---------- Provided records ----------

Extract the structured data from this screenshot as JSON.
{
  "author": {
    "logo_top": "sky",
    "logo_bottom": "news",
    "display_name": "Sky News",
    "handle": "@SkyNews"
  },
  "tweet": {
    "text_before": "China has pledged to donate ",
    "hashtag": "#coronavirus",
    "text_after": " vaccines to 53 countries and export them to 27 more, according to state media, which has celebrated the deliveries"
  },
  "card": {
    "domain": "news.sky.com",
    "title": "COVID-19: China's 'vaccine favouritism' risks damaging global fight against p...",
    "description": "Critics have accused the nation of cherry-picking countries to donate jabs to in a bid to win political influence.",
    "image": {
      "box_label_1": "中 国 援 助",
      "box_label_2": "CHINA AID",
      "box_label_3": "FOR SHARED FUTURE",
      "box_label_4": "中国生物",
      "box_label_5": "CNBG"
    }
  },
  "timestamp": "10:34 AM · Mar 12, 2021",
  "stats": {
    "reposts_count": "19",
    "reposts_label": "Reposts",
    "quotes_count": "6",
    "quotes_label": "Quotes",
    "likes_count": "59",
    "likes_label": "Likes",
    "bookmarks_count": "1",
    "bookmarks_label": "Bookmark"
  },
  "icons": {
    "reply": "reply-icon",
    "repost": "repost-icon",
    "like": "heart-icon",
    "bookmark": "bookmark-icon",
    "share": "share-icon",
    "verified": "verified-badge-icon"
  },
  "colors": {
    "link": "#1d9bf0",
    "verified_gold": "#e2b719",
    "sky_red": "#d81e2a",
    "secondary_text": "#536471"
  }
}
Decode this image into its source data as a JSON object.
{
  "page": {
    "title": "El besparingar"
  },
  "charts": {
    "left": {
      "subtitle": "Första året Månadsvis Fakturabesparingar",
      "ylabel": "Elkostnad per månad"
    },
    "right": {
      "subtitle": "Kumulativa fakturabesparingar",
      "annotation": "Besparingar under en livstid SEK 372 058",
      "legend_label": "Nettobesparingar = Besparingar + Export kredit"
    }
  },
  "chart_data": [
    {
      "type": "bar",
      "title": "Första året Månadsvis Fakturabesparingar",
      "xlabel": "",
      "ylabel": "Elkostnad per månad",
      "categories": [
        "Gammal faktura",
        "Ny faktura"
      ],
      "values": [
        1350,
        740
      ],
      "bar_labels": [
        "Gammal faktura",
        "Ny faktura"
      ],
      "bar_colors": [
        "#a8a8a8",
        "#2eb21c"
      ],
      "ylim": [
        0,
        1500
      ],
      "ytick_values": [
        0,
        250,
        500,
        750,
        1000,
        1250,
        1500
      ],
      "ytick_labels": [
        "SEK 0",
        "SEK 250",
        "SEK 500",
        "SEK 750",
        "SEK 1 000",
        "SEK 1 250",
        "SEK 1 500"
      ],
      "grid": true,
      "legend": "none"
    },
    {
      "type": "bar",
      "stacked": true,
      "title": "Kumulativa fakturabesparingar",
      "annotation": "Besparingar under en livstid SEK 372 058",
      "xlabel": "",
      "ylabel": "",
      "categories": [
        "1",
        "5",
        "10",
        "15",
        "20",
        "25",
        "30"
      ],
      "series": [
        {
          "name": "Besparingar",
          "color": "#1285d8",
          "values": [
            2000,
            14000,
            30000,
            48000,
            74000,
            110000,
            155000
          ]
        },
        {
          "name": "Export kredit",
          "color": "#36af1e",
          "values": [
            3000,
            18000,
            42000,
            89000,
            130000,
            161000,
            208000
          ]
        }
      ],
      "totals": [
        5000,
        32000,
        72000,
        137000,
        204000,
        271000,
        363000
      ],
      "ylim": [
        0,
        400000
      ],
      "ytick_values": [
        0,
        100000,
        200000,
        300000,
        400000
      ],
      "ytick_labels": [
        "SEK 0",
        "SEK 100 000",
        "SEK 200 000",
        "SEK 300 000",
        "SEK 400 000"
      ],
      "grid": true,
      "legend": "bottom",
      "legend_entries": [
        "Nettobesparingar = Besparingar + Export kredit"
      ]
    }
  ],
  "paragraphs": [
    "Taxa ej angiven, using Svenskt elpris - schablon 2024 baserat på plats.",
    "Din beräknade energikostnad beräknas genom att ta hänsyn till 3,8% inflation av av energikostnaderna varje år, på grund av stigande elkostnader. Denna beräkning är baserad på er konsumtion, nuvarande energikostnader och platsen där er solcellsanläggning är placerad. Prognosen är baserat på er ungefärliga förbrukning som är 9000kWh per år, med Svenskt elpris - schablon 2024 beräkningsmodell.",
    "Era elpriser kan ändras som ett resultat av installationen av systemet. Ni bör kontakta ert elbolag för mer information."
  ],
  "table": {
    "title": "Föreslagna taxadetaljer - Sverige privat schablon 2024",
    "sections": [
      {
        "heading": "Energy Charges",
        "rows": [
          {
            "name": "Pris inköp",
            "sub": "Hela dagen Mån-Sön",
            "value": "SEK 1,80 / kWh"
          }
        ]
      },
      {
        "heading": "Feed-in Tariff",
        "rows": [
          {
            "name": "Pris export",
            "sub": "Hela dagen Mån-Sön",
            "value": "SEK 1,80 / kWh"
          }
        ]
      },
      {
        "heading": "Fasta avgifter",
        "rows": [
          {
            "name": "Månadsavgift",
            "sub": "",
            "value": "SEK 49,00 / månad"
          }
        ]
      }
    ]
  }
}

----------

What you are asked to do: Give each line of the records above again, unchanged.

Result of this exercise:
Extract the structured data from this screenshot as JSON.
{
  "author": {
    "logo_top": "sky",
    "logo_bottom": "news",
    "display_name": "Sky News",
    "handle": "@SkyNews"
  },
  "tweet": {
    "text_before": "China has pledged to donate ",
    "hashtag": "#coronavirus",
    "text_after": " vaccines to 53 countries and export them to 27 more, according to state media, which has celebrated the deliveries"
  },
  "card": {
    "domain": "news.sky.com",
    "title": "COVID-19: China's 'vaccine favouritism' risks damaging global fight against p...",
    "description": "Critics have accused the nation of cherry-picking countries to donate jabs to in a bid to win political influence.",
    "image": {
      "box_label_1": "中 国 援 助",
      "box_label_2": "CHINA AID",
      "box_label_3": "FOR SHARED FUTURE",
      "box_label_4": "中国生物",
      "box_label_5": "CNBG"
    }
  },
  "timestamp": "10:34 AM · Mar 12, 2021",
  "stats": {
    "reposts_count": "19",
    "reposts_label": "Reposts",
    "quotes_count": "6",
    "quotes_label": "Quotes",
    "likes_count": "59",
    "likes_label": "Likes",
    "bookmarks_count": "1",
    "bookmarks_label": "Bookmark"
  },
  "icons": {
    "reply": "reply-icon",
    "repost": "repost-icon",
    "like": "heart-icon",
    "bookmark": "bookmark-icon",
    "share": "share-icon",
    "verified": "verified-badge-icon"
  },
  "colors": {
    "link": "#1d9bf0",
    "verified_gold": "#e2b719",
    "sky_red": "#d81e2a",
    "secondary_text": "#536471"
  }
}
Decode this image into its source data as a JSON object.
{
  "page": {
    "title": "El besparingar"
  },
  "charts": {
    "left": {
      "subtitle": "Första året Månadsvis Fakturabesparingar",
      "ylabel": "Elkostnad per månad"
    },
    "right": {
      "subtitle": "Kumulativa fakturabesparingar",
      "annotation": "Besparingar under en livstid SEK 372 058",
      "legend_label": "Nettobesparingar = Besparingar + Export kredit"
    }
  },
  "chart_data": [
    {
      "type": "bar",
      "title": "Första året Månadsvis Fakturabesparingar",
      "xlabel": "",
      "ylabel": "Elkostnad per månad",
      "categories": [
        "Gammal faktura",
        "Ny faktura"
      ],
      "values": [
        1350,
        740
      ],
      "bar_labels": [
        "Gammal faktura",
        "Ny faktura"
      ],
      "bar_colors": [
        "#a8a8a8",
        "#2eb21c"
      ],
      "ylim": [
        0,
        1500
      ],
      "ytick_values": [
        0,
        250,
        500,
        750,
        1000,
        1250,
        1500
      ],
      "ytick_labels": [
        "SEK 0",
        "SEK 250",
        "SEK 500",
        "SEK 750",
        "SEK 1 000",
        "SEK 1 250",
        "SEK 1 500"
      ],
      "grid": true,
      "legend": "none"
    },
    {
      "type": "bar",
      "stacked": true,
      "title": "Kumulativa fakturabesparingar",
      "annotation": "Besparingar under en livstid SEK 372 058",
      "xlabel": "",
      "ylabel": "",
      "categories": [
        "1",
        "5",
        "10",
        "15",
        "20",
        "25",
        "30"
      ],
      "series": [
        {
          "name": "Besparingar",
          "color": "#1285d8",
          "values": [
            2000,
            14000,
            30000,
            48000,
            74000,
            110000,
            155000
          ]
        },
        {
          "name": "Export kredit",
          "color": "#36af1e",
          "values": [
            3000,
            18000,
            42000,
            89000,
            130000,
            161000,
            208000
          ]
        }
      ],
      "totals": [
        5000,
        32000,
        72000,
        137000,
        204000,
        271000,
        363000
      ],
      "ylim": [
        0,
        400000
      ],
      "ytick_values": [
        0,
        100000,
        200000,
        300000,
        400000
      ],
      "ytick_labels": [
        "SEK 0",
        "SEK 100 000",
        "SEK 200 000",
        "SEK 300 000",
        "SEK 400 000"
      ],
      "grid": true,
      "legend": "bottom",
      "legend_entries": [
        "Nettobesparingar = Besparingar + Export kredit"
      ]
    }
  ],
  "paragraphs": [
    "Taxa ej angiven, using Svenskt elpris - schablon 2024 baserat på plats.",
    "Din beräknade energikostnad beräknas genom att ta hänsyn till 3,8% inflation av av energikostnaderna varje år, på grund av stigande elkostnader. Denna beräkning är baserad på er konsumtion, nuvarande energikostnader och platsen där er solcellsanläggning är placerad. Prognosen är baserat på er ungefärliga förbrukning som är 9000kWh per år, med Svenskt elpris - schablon 2024 beräkningsmodell.",
    "Era elpriser kan ändras som ett resultat av installationen av systemet. Ni bör kontakta ert elbolag för mer information."
  ],
  "table": {
    "title": "Föreslagna taxadetaljer - Sverige privat schablon 2024",
    "sections": [
      {
        "heading": "Energy Charges",
        "rows": [
          {
            "name": "Pris inköp",
            "sub": "Hela dagen Mån-Sön",
            "value": "SEK 1,80 / kWh"
          }
        ]
      },
      {
        "heading": "Feed-in Tariff",
        "rows": [
          {
            "name": "Pris export",
            "sub": "Hela dagen Mån-Sön",
            "value": "SEK 1,80 / kWh"
          }
        ]
      },
      {
        "heading": "Fasta avgifter",
        "rows": [
          {
            "name": "Månadsavgift",
            "sub": "",
            "value": "SEK 49,00 / månad"
          }
        ]
      }
    ]
  }
}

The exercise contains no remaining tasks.